• **Supplied records**
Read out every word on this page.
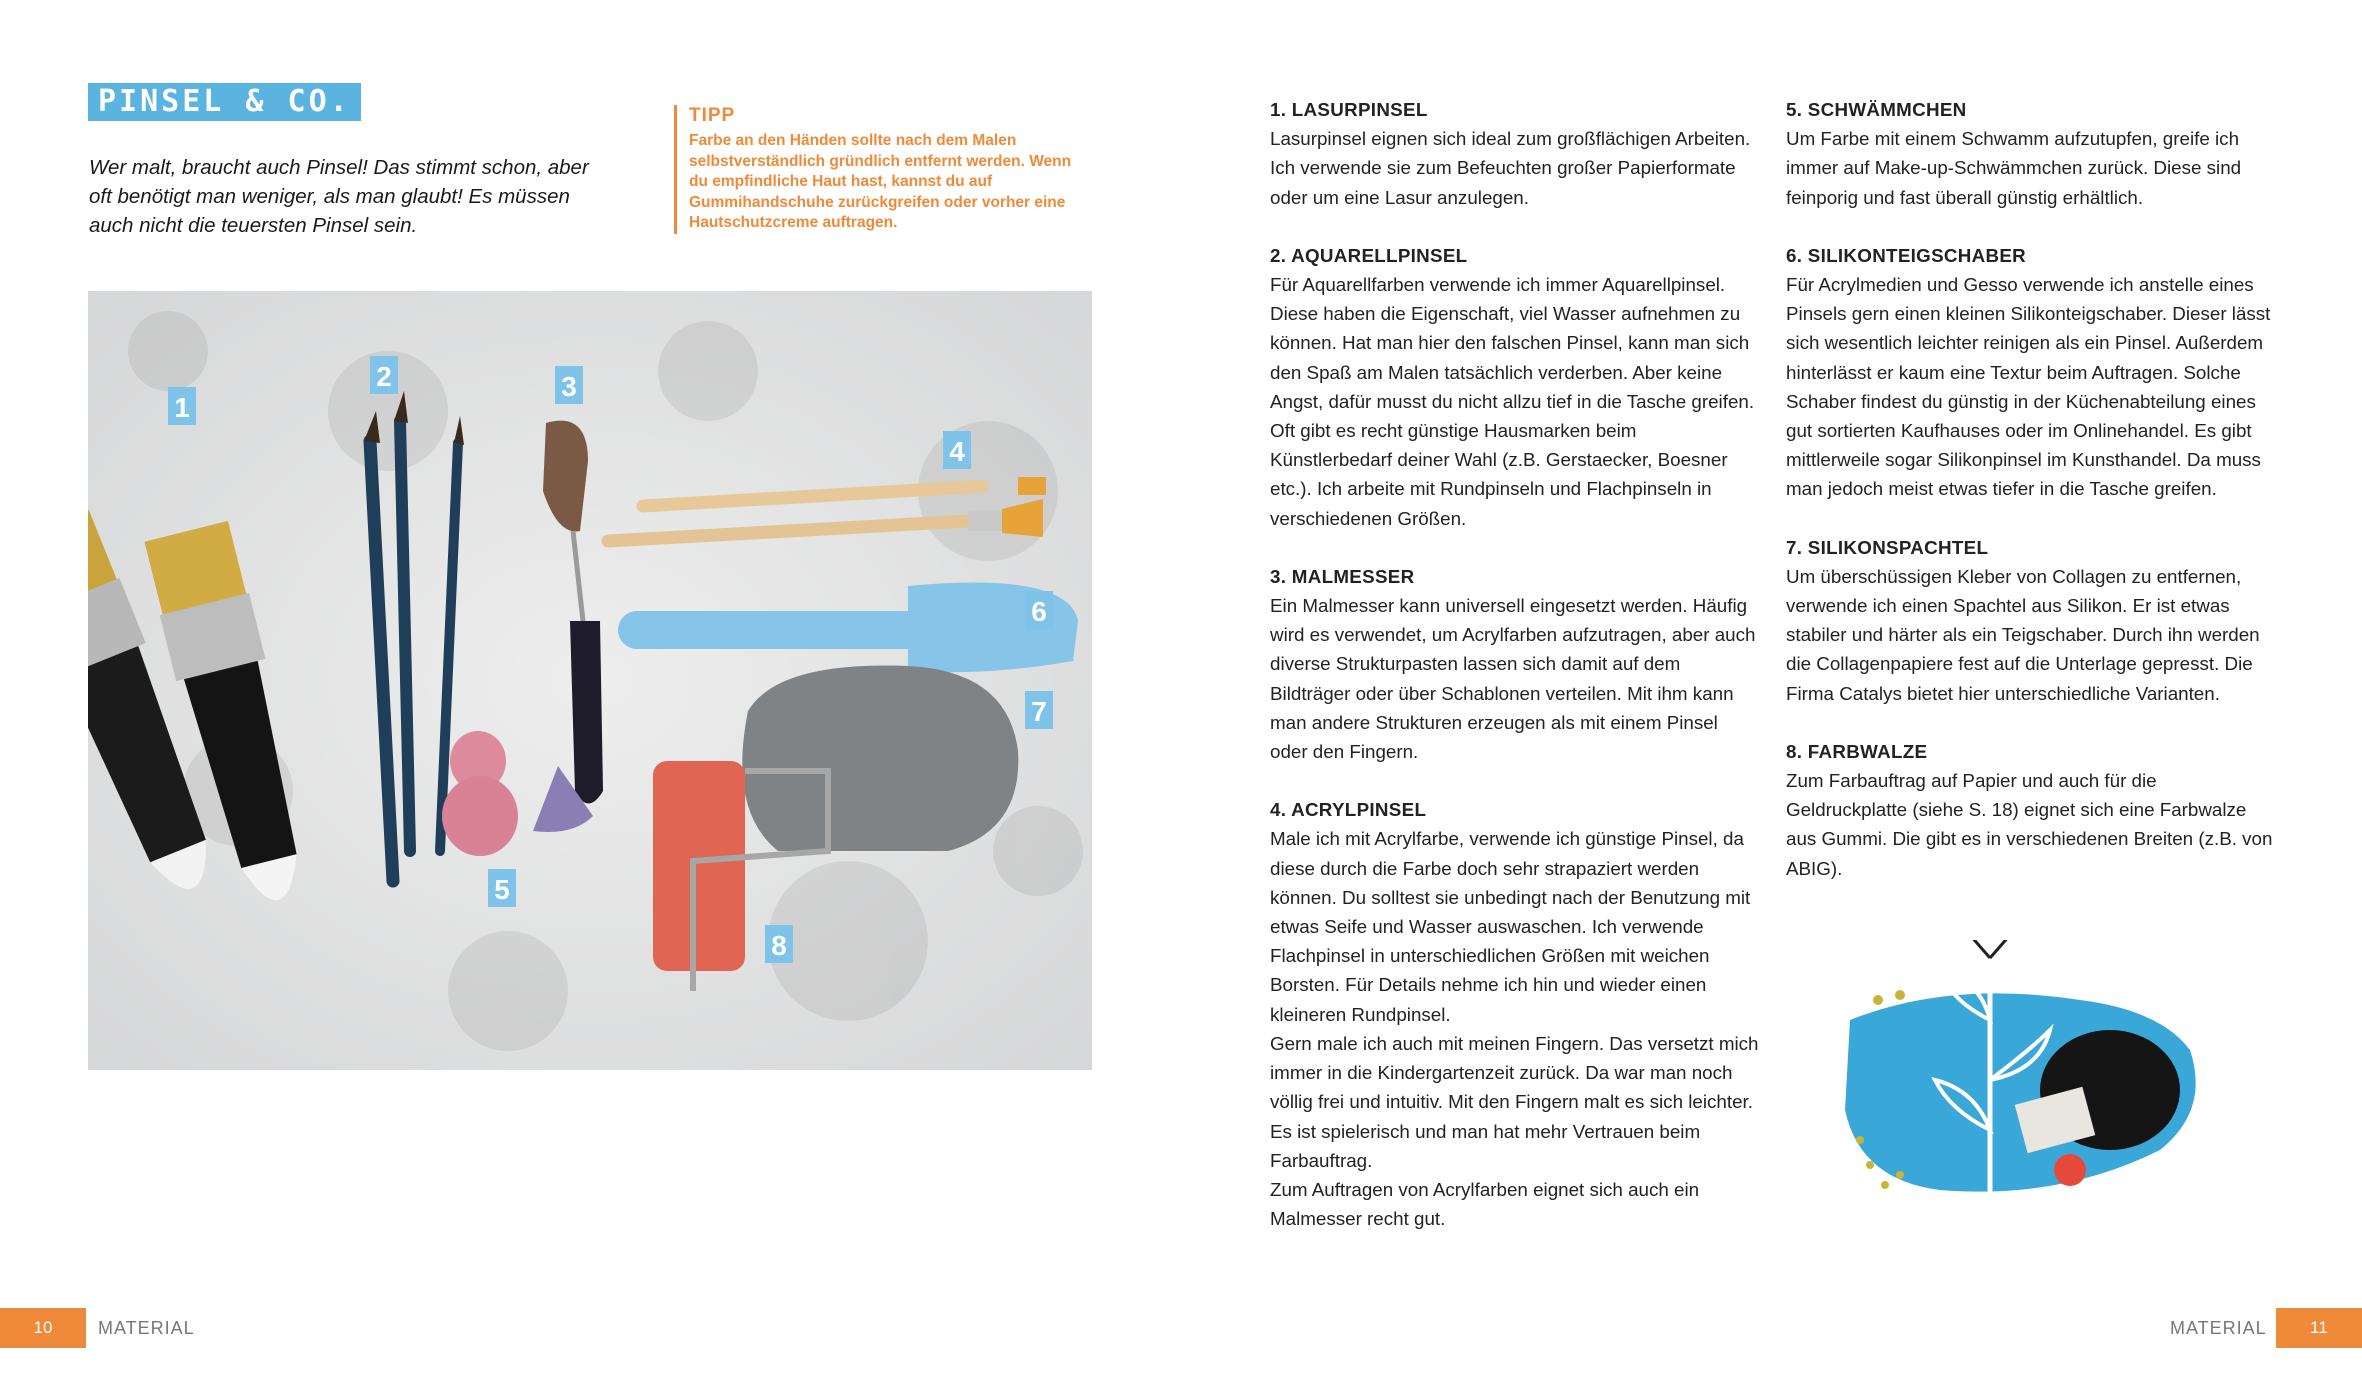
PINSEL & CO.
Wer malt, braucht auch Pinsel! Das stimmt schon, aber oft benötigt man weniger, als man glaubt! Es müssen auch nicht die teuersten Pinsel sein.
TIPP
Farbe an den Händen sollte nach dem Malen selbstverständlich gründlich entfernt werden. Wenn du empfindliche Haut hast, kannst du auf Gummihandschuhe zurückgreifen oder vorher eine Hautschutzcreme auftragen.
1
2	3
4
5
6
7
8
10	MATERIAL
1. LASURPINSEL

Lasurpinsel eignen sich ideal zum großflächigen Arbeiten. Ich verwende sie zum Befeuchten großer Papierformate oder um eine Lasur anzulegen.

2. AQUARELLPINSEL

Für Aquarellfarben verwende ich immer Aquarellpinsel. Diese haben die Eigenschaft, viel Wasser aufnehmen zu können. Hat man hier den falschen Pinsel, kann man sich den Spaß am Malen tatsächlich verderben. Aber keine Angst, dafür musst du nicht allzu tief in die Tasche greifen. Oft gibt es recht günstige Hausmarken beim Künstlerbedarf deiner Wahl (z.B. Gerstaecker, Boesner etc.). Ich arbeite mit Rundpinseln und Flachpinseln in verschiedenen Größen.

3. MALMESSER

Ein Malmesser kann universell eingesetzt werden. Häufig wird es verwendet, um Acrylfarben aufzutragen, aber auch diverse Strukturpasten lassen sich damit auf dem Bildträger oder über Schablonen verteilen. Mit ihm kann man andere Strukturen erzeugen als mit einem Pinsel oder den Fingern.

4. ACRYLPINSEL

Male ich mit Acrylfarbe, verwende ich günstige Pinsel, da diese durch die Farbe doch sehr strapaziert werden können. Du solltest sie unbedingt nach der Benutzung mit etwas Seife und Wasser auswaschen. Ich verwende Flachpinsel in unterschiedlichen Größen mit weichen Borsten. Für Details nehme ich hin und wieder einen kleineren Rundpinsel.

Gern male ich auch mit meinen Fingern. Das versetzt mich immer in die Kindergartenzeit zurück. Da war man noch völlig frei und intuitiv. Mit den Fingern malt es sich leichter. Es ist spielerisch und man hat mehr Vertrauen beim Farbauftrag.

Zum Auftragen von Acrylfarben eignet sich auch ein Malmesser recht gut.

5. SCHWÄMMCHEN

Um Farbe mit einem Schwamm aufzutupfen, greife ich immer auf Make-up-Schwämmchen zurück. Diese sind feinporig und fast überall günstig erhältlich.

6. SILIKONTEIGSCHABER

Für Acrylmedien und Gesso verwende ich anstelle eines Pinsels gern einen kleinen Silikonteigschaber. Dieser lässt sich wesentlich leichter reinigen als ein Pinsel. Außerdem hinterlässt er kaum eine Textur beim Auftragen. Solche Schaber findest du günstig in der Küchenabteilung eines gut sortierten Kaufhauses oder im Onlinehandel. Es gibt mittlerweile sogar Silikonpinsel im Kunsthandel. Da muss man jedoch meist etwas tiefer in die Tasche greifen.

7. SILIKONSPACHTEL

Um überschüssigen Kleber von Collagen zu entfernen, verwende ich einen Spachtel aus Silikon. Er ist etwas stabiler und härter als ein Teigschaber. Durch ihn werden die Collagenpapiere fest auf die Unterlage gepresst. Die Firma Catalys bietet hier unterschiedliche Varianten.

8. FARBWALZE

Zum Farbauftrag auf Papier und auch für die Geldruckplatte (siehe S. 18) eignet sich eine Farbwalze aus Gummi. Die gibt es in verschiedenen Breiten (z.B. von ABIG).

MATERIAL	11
* * *
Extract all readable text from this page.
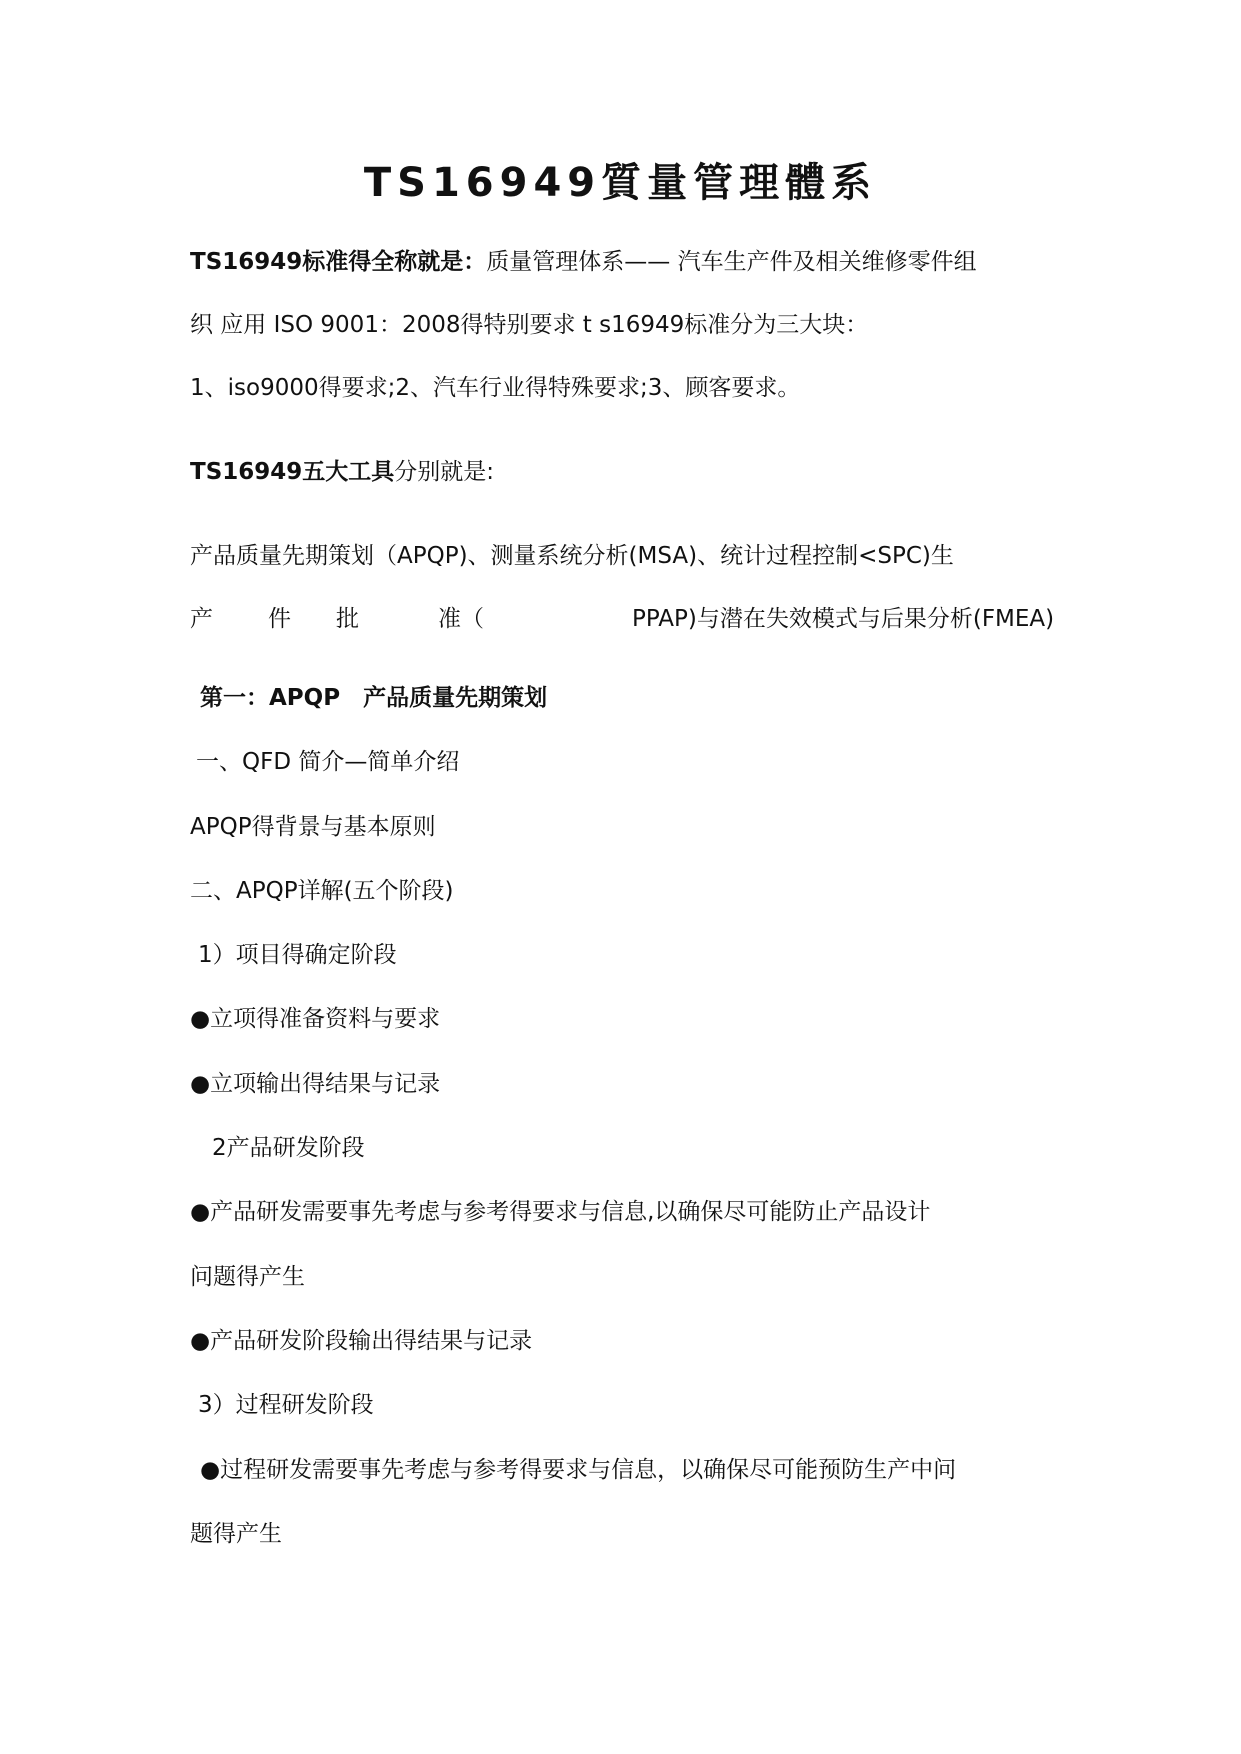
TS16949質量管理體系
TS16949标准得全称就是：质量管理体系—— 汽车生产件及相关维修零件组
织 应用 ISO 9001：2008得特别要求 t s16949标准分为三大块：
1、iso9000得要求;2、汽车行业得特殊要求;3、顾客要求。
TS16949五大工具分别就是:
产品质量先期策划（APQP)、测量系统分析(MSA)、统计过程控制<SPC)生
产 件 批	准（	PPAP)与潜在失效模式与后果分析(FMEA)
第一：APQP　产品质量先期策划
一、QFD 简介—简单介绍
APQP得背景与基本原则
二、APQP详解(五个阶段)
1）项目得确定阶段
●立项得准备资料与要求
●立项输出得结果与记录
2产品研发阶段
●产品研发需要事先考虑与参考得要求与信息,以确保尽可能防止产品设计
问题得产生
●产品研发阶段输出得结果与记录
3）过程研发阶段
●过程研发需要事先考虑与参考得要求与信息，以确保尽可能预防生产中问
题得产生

• **Your goal**
Look over the listing. Pull out every line with the string "this" in it.

• **Written solution**
Read out every word on this page.
Extract all readable text from this page.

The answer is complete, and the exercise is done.